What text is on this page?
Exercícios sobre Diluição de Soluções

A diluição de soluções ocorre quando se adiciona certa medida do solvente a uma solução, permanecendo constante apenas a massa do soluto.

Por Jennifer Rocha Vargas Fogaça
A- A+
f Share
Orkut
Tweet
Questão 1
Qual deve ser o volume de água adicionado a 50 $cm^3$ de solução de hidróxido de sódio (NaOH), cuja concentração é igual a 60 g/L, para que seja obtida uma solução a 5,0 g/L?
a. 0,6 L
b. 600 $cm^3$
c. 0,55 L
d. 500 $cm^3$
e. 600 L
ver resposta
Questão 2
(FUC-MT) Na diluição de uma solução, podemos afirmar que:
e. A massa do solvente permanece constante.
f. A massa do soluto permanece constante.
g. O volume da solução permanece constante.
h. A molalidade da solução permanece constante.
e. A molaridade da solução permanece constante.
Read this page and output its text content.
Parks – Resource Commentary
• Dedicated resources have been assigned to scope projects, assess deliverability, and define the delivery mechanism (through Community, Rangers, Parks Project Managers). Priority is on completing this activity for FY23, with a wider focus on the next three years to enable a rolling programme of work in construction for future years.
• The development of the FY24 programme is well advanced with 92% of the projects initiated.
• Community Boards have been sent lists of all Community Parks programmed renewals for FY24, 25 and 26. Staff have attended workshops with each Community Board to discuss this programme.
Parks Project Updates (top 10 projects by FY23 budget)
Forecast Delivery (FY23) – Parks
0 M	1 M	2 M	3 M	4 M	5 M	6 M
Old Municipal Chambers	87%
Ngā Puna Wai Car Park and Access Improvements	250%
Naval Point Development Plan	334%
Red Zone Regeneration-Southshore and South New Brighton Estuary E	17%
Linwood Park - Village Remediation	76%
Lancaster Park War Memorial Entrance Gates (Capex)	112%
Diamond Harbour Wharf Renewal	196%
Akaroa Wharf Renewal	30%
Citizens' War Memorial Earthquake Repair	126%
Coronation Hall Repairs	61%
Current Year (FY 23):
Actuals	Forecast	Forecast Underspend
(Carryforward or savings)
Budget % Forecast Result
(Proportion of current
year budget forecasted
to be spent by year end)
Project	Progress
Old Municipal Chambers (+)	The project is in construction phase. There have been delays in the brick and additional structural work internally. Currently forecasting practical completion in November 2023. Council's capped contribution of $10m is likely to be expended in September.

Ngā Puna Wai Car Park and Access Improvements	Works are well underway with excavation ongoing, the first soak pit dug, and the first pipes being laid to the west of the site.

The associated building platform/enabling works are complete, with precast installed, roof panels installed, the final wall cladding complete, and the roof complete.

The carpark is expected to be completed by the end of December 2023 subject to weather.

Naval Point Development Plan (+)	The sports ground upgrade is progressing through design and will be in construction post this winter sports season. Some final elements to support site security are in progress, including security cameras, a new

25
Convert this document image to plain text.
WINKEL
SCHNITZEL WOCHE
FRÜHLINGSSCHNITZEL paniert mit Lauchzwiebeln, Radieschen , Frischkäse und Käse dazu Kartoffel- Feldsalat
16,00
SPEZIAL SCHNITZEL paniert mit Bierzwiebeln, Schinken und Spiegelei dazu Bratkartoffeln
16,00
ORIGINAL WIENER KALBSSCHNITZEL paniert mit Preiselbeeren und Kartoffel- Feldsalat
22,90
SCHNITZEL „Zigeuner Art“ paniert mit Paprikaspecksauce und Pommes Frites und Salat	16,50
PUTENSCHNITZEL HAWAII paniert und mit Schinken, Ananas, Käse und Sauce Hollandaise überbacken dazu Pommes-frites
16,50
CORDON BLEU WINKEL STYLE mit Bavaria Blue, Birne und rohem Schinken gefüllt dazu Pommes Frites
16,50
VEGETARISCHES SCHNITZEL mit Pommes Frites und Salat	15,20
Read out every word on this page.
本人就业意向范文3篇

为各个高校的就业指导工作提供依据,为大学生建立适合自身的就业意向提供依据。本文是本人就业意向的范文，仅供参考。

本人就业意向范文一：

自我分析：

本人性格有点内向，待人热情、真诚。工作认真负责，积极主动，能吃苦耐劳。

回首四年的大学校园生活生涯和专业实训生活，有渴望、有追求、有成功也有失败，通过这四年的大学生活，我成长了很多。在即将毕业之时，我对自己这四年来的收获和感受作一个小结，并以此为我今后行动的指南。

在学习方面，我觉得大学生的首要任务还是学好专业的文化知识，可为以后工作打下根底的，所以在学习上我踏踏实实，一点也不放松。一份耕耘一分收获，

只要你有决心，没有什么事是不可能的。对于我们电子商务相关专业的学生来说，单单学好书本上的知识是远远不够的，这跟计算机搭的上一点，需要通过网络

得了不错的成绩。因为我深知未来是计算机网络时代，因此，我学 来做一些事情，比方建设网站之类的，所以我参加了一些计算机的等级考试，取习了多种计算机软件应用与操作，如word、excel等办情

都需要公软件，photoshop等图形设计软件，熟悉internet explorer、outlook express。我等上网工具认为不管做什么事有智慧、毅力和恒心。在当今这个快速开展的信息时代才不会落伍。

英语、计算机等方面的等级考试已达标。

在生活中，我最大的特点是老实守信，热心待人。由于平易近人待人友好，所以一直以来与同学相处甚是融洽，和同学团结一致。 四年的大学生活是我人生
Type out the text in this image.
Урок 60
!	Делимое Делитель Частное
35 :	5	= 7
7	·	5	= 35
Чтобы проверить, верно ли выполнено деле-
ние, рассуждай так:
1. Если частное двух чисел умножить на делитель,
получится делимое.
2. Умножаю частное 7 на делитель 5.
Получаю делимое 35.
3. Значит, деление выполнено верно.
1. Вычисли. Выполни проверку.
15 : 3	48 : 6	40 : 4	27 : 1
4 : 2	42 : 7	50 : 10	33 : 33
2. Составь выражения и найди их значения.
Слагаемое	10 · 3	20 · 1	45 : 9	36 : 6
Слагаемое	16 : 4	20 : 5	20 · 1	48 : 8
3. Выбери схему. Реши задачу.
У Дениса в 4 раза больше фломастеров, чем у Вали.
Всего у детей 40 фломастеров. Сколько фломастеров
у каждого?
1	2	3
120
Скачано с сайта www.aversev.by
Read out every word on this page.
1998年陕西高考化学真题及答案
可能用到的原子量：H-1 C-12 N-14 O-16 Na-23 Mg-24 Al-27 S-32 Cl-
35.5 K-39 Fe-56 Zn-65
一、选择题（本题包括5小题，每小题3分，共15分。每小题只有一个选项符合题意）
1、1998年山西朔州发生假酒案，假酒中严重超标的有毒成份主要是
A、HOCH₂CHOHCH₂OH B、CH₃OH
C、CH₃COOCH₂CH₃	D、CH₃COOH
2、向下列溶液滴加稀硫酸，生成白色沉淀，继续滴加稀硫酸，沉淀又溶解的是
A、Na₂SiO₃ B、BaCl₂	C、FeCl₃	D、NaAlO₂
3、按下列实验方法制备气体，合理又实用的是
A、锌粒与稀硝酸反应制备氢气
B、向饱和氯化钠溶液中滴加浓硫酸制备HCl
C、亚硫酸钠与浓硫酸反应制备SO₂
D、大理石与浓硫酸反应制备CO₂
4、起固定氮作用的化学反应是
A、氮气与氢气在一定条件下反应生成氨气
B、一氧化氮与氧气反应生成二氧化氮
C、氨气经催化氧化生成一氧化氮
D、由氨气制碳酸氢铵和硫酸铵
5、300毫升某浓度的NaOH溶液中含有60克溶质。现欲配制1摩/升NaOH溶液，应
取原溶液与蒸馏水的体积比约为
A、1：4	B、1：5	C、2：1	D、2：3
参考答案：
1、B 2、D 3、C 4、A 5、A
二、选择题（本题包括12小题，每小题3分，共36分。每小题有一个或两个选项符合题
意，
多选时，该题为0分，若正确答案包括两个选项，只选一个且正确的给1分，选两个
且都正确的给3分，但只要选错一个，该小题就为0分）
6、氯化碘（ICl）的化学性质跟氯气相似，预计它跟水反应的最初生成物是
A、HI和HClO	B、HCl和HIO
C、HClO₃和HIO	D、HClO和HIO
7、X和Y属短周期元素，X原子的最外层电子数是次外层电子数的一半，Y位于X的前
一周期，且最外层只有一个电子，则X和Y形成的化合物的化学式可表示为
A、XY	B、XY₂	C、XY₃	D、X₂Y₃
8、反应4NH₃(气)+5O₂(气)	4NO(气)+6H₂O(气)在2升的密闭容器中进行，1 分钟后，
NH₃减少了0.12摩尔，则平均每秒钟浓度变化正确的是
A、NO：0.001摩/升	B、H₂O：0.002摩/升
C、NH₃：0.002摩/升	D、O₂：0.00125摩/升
•••••
## What needs to be done:
Check each line of the records for "constante" and copy the ones that contain it.

## Response to the exercise:
A diluição de soluções ocorre quando se adiciona certa medida do solvente a uma solução, permanecendo constante apenas a massa do soluto.
e. A massa do solvente permanece constante.
f. A massa do soluto permanece constante.
g. O volume da solução permanece constante.
h. A molalidade da solução permanece constante.
e. A molaridade da solução permanece constante.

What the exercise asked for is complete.